**Compito richiesto A**
Riporta senza modifiche le righe dei dati, dalla prima fino a quella che contiene "468, 395, 482]", entrambe incluse.

**Brano selezionato**
Dalle banche? Dagli hedge funds? Dalle valute? O altrove? Mentre ci si interroga sul come e quando del prossimo choc, governo e banche sono presi in trappola

“…i governi, le banche centrali e le authority sembrano impotenti. Avevano promesso di voltare pagina, ma si sono infilati in negoziati inconcludenti…” (M. Mucchetti)

“…la ricetta che trasforma le ricchezze di oggi nei disastri di domani è nota da tempo. Aggiungi un po’ di rischio qua, uno spruzzo di innovazione finanziaria là, nonché un po’ di rapacità per insaporire, lascia decantare il tutto per alcuni anni e, prima che tu te ne accorga, avrai un crisi calda e ben cotta nelle tue mani…” (F. Guerrera)

“…considerando tutto quello che sappiamo, potrebbe non esserci una via d’uscita sicura…” (W. Munchau)

Premessa

Circa un anno fa pubblicavamo su questo stesso sito un articolo che intravedeva le ragioni specifiche per cui si sarebbe potuta innescare in un futuro non troppo lontano una nuova crisi dell’economia (Comito, 2008).

Lo stesso argomento viene, in queste ultime settimane, discusso con un certo interesse sulla stampa economica internazionale, in particolare sulle colonne del Financial Times, sicuramente il giornale che va informando di più e meglio, sin dall’inizio del fenomeno, sul tema della crisi, lasciando spazio ad opinioni anche molto differenziate.

**Compito richiesto B**
Nel brano selezionato, elenca gli autori a cui sono attribuite le citazioni tra virgolette poste all'inizio.

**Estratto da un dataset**
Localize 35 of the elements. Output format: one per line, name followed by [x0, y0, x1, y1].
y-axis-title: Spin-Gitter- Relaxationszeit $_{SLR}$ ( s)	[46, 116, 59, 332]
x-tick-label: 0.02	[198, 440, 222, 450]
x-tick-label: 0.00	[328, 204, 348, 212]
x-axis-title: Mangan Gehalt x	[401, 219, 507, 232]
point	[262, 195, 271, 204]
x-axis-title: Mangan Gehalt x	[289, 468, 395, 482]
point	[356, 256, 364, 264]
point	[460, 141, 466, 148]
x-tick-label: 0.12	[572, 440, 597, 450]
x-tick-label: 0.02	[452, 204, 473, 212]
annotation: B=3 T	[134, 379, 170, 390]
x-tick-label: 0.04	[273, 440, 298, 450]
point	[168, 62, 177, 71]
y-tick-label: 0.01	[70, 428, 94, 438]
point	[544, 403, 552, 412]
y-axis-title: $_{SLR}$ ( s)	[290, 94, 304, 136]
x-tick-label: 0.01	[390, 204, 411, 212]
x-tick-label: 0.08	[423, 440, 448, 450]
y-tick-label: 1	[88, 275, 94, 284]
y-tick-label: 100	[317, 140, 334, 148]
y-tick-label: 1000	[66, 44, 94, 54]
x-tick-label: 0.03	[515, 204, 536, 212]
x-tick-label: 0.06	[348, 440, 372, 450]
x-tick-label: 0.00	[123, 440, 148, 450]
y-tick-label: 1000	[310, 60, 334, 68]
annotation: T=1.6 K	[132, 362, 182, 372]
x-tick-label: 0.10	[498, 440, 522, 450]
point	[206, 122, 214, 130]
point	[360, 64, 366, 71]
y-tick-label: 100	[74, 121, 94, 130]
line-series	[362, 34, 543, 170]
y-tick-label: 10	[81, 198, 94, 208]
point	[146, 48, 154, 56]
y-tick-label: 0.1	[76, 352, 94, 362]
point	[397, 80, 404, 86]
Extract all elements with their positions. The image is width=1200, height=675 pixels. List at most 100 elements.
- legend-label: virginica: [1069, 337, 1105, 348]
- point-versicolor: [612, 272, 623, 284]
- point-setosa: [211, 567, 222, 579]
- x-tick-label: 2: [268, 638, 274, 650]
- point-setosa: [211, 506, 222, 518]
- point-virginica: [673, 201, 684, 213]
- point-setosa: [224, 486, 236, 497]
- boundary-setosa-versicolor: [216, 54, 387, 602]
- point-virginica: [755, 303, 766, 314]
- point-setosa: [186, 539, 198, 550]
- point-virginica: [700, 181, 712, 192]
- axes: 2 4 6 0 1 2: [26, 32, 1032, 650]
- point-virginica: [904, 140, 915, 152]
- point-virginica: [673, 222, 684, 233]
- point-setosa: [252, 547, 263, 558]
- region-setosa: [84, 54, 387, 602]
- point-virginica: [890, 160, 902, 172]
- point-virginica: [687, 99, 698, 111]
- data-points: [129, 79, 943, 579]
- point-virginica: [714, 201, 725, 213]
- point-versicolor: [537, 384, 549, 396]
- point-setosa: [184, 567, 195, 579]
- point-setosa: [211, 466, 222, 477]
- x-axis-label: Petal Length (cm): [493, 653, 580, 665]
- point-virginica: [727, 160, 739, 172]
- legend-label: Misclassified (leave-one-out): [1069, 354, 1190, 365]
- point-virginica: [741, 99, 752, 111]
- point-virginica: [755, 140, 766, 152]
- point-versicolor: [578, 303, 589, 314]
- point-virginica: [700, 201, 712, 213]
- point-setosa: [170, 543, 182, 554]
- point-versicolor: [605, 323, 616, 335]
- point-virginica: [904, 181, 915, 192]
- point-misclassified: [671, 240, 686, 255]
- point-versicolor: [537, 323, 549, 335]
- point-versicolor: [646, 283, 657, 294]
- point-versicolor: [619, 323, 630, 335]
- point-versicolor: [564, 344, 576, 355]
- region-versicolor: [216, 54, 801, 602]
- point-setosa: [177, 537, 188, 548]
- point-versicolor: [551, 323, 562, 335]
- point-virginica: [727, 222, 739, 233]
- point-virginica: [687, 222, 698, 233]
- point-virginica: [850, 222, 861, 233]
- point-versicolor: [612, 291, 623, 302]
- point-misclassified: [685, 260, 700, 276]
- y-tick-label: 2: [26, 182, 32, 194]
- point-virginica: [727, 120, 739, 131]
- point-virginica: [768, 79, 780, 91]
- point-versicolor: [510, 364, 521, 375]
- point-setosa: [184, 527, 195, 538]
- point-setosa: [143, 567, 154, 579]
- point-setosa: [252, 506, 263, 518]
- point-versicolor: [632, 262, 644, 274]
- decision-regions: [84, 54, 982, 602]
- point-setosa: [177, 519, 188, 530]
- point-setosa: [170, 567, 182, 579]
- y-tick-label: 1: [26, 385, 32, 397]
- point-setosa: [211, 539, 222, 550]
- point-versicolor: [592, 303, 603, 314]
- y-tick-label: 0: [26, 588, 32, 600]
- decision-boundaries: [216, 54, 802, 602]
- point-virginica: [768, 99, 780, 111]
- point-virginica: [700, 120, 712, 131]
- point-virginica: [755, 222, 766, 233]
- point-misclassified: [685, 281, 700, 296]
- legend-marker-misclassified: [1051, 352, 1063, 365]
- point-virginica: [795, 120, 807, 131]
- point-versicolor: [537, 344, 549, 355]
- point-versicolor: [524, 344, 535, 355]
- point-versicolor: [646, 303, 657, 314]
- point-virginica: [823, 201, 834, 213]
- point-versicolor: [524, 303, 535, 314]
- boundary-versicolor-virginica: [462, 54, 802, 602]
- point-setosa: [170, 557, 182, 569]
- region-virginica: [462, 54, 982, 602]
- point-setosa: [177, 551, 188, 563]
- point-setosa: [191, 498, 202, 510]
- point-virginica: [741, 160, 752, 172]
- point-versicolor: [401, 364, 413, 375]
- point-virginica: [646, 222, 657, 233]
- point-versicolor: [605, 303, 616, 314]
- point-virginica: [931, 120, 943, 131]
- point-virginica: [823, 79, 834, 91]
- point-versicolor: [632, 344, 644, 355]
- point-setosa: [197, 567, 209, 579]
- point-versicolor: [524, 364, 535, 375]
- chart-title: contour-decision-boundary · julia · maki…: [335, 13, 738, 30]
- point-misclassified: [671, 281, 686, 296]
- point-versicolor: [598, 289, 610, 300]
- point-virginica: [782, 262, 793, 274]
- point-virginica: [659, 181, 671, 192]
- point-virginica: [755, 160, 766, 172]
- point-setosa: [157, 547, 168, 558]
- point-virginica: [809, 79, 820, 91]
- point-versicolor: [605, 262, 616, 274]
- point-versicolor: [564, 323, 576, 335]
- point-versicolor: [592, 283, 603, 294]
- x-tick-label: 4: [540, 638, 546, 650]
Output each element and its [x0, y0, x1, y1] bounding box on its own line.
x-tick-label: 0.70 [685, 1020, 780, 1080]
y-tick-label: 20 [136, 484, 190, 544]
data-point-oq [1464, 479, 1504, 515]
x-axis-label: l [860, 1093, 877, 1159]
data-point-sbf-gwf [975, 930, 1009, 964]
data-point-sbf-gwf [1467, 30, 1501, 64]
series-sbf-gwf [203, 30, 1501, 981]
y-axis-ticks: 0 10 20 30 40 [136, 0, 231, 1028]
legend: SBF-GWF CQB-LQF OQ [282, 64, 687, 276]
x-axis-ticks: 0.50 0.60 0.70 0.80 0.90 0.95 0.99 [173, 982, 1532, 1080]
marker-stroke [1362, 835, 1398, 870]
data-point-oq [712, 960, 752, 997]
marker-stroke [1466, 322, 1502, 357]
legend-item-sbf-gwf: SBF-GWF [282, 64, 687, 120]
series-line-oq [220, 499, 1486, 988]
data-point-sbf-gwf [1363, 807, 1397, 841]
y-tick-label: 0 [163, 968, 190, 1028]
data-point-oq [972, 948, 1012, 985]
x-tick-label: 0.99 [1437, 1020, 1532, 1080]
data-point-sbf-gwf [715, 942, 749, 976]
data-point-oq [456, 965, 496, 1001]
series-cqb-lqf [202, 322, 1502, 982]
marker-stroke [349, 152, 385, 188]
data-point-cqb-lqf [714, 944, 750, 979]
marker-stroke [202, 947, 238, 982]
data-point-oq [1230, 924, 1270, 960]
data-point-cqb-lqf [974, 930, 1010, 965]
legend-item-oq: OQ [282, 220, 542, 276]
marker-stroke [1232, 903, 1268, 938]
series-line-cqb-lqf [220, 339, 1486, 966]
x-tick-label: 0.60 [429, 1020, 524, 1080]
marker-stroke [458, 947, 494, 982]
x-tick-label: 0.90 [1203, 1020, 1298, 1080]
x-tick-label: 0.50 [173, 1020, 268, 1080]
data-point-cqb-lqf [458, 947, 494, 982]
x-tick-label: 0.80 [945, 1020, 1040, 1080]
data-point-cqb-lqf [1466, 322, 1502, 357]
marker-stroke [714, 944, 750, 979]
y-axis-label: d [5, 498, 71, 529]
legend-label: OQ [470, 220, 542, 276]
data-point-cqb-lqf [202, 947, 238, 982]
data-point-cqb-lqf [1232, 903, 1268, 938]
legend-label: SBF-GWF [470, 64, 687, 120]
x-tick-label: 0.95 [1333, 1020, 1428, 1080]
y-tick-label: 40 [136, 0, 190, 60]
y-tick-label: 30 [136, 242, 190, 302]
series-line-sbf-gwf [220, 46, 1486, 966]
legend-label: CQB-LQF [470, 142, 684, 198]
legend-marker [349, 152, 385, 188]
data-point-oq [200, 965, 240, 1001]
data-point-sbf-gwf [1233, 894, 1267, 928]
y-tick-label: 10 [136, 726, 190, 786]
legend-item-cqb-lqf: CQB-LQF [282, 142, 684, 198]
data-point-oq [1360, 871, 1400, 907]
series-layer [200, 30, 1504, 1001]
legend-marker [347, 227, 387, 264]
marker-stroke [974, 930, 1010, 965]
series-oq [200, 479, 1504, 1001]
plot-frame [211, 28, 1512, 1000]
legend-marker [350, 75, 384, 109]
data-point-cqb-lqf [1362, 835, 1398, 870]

**Risposta A**
Localize 35 of the elements. Output format: one per line, name followed by [x0, y0, x1, y1].
y-axis-title: Spin-Gitter- Relaxationszeit $_{SLR}$ ( s)	[46, 116, 59, 332]
x-tick-label: 0.02	[198, 440, 222, 450]
x-tick-label: 0.00	[328, 204, 348, 212]
x-axis-title: Mangan Gehalt x	[401, 219, 507, 232]
point	[262, 195, 271, 204]
x-axis-title: Mangan Gehalt x	[289, 468, 395, 482]

**Risposta B**
M. Mucchetti, F. Guerrera, W. Munchau